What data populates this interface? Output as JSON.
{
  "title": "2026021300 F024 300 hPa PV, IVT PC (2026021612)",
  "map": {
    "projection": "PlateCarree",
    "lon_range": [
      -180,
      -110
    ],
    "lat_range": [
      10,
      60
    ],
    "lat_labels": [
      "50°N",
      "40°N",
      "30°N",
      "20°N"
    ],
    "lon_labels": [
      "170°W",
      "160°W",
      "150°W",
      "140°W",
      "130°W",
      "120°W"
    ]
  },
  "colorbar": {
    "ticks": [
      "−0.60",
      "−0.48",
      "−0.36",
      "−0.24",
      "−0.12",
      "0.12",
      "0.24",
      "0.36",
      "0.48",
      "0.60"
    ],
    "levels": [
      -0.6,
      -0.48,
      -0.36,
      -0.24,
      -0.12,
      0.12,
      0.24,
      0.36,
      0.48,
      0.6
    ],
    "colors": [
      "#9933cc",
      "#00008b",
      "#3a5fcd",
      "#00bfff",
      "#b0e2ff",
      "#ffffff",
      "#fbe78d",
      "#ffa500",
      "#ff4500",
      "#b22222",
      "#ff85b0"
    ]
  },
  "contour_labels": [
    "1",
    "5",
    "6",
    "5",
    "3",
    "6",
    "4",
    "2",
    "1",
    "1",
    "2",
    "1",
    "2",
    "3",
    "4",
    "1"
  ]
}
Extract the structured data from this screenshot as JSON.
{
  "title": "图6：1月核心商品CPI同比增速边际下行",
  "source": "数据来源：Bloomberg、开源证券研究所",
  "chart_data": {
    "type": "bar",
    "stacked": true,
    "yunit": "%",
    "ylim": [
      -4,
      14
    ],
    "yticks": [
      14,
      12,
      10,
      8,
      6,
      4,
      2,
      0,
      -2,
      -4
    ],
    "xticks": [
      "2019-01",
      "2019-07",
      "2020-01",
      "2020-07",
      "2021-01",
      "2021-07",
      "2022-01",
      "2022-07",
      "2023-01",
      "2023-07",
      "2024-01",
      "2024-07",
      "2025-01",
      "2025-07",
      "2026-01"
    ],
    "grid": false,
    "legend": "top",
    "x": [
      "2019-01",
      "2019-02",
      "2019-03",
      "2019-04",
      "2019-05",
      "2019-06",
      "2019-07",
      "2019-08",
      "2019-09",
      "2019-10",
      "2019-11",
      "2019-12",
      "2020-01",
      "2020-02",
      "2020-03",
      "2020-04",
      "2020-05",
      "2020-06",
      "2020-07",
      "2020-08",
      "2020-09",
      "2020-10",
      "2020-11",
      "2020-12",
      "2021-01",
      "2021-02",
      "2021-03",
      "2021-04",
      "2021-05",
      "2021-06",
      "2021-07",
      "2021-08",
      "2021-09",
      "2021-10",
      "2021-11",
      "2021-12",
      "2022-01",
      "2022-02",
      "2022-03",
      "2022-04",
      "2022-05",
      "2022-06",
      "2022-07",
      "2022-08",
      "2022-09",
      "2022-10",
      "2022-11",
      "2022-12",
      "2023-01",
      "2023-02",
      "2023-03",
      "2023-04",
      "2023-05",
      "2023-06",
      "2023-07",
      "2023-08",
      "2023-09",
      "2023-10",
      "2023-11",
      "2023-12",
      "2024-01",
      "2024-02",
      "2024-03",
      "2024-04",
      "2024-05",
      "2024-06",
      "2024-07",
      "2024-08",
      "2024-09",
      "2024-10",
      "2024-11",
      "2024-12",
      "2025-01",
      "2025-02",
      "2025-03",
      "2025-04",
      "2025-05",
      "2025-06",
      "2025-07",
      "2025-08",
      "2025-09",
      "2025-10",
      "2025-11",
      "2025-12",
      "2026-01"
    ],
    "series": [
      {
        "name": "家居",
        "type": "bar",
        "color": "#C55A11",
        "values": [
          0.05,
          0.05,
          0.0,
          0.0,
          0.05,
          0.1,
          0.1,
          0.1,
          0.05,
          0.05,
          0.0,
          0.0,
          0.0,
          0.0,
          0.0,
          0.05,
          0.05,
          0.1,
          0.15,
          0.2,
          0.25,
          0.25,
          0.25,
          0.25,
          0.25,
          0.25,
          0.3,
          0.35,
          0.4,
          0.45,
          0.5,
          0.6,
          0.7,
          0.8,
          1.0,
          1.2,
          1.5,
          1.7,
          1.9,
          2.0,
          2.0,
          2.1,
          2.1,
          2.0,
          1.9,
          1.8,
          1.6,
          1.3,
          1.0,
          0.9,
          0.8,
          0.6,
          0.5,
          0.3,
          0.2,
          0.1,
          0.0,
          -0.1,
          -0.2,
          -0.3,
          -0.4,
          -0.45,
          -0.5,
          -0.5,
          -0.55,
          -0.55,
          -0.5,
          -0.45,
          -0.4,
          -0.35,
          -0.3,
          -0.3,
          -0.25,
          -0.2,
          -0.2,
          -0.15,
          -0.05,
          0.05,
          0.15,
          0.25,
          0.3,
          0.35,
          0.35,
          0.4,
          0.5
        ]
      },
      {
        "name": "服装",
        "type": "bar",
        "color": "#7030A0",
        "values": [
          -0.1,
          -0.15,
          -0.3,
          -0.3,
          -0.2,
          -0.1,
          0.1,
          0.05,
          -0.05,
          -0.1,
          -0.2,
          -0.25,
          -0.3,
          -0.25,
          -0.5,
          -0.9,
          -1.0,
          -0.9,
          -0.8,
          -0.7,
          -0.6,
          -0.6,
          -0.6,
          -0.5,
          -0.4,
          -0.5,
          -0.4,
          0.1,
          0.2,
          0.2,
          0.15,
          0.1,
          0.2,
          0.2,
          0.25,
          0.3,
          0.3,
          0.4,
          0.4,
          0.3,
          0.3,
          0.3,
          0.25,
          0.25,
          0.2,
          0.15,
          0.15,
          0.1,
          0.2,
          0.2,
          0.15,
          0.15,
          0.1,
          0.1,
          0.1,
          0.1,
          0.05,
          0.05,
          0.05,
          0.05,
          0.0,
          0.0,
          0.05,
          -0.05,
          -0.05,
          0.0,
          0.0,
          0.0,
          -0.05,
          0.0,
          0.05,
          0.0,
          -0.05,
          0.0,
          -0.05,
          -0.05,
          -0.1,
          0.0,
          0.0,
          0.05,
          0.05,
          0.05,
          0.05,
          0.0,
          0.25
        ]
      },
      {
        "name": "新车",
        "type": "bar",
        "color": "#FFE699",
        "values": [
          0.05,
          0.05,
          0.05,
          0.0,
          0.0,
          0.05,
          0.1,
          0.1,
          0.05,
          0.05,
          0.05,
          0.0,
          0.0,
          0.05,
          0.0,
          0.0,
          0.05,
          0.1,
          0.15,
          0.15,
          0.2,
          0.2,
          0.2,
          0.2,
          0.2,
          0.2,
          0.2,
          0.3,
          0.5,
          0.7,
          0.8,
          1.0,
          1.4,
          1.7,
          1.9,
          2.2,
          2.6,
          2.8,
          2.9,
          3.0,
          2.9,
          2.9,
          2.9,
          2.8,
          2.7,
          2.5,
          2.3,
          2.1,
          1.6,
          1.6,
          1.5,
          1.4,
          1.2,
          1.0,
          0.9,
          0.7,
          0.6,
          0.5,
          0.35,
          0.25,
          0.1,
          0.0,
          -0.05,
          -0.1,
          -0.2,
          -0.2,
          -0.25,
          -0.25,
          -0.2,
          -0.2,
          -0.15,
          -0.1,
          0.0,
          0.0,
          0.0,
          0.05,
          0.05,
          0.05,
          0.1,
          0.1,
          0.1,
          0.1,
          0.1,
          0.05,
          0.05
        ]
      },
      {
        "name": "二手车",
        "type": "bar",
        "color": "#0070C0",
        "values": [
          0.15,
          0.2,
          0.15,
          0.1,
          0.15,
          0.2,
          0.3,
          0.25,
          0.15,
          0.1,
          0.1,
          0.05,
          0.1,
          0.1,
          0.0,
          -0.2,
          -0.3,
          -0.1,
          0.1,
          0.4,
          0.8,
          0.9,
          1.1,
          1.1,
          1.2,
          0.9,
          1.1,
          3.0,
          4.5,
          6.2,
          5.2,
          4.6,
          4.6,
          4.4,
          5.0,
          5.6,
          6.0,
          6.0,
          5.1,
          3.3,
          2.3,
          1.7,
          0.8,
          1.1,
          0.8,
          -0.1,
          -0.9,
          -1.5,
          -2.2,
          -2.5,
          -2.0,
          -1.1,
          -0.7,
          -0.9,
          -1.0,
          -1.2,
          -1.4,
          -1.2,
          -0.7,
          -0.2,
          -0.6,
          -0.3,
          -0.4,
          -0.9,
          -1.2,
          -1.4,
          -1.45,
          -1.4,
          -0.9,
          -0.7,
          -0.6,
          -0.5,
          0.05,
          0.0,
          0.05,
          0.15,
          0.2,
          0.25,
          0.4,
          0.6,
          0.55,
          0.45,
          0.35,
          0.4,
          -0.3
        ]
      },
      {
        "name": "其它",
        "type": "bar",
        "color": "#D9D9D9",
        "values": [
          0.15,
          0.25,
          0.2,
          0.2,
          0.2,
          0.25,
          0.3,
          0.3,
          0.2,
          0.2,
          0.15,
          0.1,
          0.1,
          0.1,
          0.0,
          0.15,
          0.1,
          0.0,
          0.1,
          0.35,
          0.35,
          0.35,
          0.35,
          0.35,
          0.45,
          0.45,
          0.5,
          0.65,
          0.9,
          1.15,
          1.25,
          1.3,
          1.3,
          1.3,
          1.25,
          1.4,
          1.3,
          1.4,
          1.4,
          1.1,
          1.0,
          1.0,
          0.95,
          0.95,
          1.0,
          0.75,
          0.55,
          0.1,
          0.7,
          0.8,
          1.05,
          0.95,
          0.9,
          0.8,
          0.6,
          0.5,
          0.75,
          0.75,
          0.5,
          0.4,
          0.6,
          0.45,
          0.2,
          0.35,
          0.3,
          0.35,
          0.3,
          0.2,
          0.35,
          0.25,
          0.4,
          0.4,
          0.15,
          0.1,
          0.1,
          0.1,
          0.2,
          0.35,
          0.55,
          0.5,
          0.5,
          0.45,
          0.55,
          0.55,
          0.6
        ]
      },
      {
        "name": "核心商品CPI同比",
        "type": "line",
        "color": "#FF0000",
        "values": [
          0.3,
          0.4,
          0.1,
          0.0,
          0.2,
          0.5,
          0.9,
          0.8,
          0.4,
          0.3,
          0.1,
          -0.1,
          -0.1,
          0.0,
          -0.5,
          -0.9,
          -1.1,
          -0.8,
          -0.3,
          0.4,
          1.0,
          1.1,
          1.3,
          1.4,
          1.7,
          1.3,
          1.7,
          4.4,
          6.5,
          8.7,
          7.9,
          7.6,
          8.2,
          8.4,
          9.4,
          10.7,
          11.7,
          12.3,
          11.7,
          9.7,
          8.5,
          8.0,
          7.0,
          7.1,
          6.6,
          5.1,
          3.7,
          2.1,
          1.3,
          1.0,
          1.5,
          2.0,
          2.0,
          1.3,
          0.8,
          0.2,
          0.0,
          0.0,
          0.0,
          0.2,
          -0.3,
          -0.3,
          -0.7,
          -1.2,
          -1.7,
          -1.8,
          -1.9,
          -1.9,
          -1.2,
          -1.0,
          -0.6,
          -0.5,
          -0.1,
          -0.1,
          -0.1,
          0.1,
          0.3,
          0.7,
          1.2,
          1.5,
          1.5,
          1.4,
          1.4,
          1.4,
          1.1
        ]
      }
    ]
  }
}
_____
### Exercise requirements
Return only those lines of the records that contain the string "name".

### Finished answer
        "name": "家居",
        "name": "服装",
        "name": "新车",
        "name": "二手车",
        "name": "其它",
        "name": "核心商品CPI同比",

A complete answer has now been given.